> **SUPPLIED MATERIAL**
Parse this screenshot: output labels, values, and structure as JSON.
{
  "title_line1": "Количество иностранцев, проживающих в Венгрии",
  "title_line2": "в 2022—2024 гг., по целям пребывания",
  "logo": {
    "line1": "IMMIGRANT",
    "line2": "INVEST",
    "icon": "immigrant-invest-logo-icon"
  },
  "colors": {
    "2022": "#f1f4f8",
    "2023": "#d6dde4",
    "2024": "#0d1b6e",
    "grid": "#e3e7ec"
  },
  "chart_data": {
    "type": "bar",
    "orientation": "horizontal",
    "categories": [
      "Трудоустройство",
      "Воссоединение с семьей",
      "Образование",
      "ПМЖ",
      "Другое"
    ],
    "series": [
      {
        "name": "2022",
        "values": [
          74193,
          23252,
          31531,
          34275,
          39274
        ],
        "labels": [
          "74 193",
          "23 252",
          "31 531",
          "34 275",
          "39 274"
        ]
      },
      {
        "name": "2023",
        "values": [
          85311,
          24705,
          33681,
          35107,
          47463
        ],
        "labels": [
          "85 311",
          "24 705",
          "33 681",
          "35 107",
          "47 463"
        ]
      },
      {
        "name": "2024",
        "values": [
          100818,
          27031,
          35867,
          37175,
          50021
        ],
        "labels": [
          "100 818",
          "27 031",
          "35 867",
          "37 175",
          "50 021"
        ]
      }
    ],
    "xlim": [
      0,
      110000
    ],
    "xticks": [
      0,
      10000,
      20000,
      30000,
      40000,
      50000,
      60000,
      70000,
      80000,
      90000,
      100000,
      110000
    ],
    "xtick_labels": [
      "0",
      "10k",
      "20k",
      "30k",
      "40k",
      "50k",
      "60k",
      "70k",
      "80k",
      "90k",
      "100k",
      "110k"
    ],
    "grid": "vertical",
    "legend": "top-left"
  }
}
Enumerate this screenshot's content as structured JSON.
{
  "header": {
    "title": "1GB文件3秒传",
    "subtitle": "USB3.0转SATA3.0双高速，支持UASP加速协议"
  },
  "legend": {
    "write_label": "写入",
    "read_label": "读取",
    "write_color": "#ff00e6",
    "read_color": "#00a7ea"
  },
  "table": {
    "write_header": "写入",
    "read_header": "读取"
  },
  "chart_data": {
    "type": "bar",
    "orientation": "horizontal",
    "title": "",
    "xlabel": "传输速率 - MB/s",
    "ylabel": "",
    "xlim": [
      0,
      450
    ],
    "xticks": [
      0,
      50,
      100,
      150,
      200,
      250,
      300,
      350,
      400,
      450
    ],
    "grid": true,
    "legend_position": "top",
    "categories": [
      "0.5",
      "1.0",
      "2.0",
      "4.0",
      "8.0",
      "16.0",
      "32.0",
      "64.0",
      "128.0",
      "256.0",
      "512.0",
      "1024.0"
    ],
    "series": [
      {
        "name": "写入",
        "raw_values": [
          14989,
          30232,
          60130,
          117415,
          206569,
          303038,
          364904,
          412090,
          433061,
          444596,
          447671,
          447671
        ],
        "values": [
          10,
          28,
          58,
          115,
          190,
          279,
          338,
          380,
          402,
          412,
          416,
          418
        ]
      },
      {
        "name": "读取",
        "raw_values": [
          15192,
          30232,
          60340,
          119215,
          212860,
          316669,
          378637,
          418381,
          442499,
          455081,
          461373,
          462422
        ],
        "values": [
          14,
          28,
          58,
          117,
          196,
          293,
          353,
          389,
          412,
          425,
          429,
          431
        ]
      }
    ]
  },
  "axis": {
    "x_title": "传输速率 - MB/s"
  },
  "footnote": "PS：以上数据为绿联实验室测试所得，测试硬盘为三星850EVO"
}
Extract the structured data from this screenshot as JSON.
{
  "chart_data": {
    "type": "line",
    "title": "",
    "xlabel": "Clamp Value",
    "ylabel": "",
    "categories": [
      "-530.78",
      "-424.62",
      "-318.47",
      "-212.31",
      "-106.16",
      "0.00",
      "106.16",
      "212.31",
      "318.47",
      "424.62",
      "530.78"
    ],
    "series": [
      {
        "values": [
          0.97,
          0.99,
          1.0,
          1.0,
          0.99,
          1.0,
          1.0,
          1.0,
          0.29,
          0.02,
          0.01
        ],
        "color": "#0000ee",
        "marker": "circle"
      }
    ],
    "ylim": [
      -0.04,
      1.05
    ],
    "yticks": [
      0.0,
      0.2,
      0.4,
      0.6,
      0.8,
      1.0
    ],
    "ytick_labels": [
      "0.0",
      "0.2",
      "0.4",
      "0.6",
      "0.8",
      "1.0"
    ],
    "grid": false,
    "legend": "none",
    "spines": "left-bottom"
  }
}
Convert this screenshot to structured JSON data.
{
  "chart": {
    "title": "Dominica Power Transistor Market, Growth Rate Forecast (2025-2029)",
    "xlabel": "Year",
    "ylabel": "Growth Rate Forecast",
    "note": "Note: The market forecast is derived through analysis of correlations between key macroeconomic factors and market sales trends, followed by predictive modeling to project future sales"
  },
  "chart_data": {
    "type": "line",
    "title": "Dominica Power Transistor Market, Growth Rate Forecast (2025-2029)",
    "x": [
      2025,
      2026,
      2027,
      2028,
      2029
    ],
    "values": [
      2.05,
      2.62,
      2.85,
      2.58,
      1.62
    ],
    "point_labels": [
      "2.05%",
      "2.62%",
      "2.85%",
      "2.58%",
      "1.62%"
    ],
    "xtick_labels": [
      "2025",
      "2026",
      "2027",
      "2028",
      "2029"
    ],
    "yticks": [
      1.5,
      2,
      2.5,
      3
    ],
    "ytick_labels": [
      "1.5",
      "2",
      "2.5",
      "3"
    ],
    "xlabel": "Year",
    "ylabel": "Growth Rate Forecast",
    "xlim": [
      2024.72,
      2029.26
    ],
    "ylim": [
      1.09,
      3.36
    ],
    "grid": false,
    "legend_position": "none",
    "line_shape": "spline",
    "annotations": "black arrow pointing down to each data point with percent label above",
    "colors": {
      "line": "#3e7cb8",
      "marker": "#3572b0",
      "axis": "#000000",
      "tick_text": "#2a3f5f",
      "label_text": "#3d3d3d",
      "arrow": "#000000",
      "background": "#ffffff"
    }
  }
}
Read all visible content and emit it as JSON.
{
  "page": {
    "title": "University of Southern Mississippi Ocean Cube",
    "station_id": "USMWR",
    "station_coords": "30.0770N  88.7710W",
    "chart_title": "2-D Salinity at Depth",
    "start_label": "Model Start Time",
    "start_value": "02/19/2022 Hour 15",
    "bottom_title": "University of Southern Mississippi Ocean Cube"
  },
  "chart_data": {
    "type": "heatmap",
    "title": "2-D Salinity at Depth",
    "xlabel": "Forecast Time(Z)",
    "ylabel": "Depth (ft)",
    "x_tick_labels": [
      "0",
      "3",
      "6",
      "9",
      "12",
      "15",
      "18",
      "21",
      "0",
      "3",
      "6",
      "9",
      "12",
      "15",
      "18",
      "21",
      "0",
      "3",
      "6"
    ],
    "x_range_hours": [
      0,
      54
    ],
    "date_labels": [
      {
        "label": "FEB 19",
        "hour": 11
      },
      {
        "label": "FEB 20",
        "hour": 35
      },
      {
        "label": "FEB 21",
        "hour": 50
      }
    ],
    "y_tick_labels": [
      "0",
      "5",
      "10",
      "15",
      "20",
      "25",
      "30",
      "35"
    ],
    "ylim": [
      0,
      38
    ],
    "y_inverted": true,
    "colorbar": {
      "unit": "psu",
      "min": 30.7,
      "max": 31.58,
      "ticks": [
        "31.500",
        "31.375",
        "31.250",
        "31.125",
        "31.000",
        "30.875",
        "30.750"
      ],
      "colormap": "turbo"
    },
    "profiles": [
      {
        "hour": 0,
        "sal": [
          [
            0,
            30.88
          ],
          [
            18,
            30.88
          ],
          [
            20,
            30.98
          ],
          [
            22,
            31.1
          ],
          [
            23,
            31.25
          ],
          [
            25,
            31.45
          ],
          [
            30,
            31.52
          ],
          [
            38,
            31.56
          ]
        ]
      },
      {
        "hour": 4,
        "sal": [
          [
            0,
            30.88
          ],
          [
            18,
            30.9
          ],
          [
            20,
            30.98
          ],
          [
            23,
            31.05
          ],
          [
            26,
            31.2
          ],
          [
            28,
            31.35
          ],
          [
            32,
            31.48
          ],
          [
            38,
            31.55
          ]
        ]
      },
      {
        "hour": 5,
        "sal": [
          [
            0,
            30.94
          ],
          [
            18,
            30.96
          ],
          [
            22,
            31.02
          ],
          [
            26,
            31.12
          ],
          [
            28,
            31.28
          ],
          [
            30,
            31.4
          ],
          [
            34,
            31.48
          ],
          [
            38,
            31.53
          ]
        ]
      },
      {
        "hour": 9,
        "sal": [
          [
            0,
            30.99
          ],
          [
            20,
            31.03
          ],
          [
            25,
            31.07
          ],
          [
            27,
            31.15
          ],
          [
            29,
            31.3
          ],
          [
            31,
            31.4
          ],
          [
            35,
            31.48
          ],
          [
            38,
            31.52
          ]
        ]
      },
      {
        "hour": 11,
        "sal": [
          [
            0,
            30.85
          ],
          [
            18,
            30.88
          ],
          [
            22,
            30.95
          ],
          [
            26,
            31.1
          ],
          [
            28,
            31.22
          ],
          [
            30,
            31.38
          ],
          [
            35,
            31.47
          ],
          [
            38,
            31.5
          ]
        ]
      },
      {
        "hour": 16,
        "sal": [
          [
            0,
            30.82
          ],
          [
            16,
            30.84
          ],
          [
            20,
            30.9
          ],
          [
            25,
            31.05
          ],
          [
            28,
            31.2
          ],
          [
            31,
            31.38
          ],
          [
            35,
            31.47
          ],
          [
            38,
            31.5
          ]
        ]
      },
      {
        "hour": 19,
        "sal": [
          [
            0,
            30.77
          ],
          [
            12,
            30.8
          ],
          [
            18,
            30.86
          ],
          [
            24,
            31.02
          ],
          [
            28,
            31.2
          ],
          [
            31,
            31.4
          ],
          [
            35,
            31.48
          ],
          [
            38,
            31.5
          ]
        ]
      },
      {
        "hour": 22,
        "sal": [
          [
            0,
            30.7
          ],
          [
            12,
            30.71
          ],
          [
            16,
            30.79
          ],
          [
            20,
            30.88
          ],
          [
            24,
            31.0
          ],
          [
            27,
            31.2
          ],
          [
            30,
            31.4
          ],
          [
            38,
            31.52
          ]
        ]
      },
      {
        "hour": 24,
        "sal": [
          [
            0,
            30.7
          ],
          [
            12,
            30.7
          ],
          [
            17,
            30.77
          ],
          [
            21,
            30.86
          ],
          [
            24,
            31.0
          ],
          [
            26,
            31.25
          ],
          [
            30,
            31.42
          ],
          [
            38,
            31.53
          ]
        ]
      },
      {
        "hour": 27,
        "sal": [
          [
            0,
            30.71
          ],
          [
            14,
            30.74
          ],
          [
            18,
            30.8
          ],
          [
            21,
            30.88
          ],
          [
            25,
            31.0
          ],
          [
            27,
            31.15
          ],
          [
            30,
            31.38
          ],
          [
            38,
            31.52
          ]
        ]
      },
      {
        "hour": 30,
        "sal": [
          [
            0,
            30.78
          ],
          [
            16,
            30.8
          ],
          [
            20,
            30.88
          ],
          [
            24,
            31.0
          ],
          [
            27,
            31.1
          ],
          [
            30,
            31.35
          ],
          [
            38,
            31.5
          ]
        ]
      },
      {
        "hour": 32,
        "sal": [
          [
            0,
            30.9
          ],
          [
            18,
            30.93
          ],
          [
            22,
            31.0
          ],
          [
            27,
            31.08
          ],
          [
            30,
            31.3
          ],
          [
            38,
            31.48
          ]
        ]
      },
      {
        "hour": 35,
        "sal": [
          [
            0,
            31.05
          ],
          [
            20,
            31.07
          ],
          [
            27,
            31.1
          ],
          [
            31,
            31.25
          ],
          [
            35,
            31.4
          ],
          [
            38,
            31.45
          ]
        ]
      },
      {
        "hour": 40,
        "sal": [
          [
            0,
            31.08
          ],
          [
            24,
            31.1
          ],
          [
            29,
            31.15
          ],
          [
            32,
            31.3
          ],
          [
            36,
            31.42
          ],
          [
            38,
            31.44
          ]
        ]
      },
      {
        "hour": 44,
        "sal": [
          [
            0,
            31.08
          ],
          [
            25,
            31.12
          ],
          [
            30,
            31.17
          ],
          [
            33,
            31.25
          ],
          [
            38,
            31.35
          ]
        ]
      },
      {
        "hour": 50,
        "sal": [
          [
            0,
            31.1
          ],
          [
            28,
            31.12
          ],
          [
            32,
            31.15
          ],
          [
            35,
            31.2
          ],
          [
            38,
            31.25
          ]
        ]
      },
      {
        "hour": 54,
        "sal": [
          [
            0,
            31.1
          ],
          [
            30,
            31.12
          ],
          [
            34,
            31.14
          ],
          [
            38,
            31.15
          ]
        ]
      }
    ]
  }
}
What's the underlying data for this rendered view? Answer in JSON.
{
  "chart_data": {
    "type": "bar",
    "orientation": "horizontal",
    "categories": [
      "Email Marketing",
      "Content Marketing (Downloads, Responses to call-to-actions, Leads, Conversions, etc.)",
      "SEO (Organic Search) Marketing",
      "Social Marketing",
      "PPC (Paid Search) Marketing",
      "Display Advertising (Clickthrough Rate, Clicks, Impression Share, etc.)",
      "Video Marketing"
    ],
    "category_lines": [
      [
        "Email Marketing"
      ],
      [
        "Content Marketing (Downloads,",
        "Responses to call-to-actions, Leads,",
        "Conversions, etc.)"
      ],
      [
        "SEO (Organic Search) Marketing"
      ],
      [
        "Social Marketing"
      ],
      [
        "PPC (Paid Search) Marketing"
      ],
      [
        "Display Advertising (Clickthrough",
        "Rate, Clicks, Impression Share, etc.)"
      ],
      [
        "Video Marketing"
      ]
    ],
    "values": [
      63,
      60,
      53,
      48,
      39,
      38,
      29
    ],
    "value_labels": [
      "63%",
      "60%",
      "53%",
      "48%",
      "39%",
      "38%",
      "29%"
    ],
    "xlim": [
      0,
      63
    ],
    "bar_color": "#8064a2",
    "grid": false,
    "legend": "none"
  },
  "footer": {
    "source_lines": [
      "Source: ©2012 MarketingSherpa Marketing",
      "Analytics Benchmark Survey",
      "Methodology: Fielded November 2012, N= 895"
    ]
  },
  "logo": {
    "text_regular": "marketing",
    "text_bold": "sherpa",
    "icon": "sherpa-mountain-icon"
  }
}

> **WHAT YOU ARE ASKED TO DO**
Say how many lines in this listing hold the string "call", giving the count and nothing more.

> **RESPONSE TO THE TASK**
2